▶ [Material supplied]
+===+

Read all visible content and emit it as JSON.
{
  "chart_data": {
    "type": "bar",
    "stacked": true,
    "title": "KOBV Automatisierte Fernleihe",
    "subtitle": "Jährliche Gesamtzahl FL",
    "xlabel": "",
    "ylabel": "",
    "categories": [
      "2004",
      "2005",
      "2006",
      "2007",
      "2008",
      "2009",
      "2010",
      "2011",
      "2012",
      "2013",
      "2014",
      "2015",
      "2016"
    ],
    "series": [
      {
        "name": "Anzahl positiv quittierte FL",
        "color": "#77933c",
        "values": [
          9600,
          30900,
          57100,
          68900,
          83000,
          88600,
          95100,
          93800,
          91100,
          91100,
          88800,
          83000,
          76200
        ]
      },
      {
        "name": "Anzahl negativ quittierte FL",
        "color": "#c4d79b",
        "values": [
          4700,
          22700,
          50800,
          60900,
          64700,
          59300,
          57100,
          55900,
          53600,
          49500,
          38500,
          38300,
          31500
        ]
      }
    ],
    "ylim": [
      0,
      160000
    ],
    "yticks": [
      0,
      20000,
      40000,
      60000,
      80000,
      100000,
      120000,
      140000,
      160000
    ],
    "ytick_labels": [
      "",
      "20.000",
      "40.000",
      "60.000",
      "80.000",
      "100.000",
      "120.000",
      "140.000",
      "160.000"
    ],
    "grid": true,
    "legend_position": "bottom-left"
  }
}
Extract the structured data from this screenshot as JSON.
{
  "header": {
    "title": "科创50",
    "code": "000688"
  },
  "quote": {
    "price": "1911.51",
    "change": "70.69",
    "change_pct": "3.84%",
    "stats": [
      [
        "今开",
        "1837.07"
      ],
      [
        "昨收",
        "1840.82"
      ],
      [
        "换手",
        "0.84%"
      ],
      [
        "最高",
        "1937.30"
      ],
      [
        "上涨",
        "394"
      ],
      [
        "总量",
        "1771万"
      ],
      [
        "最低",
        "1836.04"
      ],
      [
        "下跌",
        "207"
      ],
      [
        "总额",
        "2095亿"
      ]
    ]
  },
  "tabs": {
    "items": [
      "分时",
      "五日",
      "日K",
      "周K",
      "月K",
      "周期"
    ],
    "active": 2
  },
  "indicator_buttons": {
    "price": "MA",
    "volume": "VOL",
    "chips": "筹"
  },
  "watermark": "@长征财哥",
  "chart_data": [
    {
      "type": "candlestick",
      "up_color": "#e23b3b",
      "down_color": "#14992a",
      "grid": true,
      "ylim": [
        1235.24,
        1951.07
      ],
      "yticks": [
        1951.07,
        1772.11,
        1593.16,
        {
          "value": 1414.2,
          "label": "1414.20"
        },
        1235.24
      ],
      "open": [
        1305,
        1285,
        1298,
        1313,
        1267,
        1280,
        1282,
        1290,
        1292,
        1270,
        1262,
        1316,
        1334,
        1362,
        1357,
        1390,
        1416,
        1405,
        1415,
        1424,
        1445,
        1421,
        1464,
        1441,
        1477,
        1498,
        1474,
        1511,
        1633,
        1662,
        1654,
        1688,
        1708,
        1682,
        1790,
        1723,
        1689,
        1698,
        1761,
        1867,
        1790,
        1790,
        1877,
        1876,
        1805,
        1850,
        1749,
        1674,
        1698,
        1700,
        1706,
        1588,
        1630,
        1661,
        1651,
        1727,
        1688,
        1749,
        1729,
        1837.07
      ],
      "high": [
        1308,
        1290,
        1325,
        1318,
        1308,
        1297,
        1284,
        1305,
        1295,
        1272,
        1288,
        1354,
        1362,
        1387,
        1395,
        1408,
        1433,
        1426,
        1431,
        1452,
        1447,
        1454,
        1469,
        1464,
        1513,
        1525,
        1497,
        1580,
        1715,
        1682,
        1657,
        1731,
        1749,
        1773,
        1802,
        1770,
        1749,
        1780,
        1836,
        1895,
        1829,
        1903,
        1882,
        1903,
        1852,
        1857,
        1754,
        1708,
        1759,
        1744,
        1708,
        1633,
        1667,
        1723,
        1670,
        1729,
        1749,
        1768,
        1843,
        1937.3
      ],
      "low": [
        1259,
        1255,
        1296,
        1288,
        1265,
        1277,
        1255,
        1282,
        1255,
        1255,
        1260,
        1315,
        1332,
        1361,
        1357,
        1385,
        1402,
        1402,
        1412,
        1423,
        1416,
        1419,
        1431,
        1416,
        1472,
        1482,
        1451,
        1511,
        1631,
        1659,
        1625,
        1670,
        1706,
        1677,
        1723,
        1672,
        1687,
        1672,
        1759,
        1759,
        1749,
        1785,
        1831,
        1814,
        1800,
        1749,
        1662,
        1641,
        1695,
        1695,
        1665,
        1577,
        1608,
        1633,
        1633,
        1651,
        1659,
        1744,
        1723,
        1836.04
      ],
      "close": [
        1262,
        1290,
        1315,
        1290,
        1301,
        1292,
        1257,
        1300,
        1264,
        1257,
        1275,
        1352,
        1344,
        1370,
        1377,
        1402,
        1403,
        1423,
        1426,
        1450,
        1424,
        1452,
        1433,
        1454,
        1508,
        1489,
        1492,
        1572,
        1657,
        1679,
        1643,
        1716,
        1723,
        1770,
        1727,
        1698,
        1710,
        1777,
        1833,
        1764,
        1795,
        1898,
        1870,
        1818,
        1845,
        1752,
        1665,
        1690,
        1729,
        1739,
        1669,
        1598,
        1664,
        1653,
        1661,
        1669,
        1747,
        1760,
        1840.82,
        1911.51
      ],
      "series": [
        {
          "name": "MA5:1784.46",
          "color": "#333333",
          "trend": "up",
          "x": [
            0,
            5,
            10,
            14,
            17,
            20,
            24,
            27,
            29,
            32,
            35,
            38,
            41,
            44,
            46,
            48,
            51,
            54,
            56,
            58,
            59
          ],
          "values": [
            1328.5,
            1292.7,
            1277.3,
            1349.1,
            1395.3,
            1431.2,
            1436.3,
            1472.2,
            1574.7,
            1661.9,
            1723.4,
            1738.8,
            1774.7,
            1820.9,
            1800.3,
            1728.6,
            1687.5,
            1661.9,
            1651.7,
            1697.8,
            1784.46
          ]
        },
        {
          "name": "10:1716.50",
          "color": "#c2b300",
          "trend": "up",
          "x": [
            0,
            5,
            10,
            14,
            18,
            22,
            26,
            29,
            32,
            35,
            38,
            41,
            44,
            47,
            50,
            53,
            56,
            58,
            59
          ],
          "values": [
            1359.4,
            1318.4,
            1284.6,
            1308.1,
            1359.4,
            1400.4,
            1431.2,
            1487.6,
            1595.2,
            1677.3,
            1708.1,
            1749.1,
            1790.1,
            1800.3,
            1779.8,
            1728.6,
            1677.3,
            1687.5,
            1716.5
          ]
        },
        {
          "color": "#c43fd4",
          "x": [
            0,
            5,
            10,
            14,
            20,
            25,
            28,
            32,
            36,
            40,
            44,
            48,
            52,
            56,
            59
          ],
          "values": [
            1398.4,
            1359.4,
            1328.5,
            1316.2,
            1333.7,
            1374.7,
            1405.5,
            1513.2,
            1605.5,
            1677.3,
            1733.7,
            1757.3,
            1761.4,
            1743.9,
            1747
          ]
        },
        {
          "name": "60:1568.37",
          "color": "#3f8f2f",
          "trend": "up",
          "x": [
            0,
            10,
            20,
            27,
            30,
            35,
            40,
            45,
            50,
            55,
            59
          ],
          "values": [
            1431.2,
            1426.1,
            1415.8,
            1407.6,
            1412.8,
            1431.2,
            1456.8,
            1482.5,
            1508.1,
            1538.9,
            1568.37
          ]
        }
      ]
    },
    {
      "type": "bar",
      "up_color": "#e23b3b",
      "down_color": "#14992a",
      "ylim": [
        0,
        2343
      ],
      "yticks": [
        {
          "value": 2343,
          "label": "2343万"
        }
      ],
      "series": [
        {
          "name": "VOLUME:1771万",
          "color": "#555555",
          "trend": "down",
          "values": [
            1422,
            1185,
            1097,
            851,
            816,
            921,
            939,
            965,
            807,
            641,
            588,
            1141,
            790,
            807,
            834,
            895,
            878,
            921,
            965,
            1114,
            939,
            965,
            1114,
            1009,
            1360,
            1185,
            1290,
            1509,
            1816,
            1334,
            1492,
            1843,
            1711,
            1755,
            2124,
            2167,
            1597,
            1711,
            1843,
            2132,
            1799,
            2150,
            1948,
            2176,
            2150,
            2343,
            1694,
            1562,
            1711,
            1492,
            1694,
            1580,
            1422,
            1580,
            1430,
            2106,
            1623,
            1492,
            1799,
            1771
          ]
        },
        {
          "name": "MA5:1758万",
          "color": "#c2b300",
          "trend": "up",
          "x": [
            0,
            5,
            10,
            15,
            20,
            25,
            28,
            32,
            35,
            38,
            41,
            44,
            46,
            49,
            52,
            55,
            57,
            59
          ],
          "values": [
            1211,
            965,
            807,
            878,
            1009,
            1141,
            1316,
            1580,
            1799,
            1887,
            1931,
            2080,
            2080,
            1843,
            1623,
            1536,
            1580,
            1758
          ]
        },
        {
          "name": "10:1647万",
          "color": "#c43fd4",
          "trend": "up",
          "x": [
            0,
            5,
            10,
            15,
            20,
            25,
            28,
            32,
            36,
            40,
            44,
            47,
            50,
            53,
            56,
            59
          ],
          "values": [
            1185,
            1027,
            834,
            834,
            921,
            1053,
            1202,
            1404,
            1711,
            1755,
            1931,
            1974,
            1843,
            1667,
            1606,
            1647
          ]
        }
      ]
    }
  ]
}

+===+

▶ [Given exercise]
From the data above, pick out each line containing "quittierte" and copy it.

▶ [Correct response]
        "name": "Anzahl positiv quittierte FL",
        "name": "Anzahl negativ quittierte FL",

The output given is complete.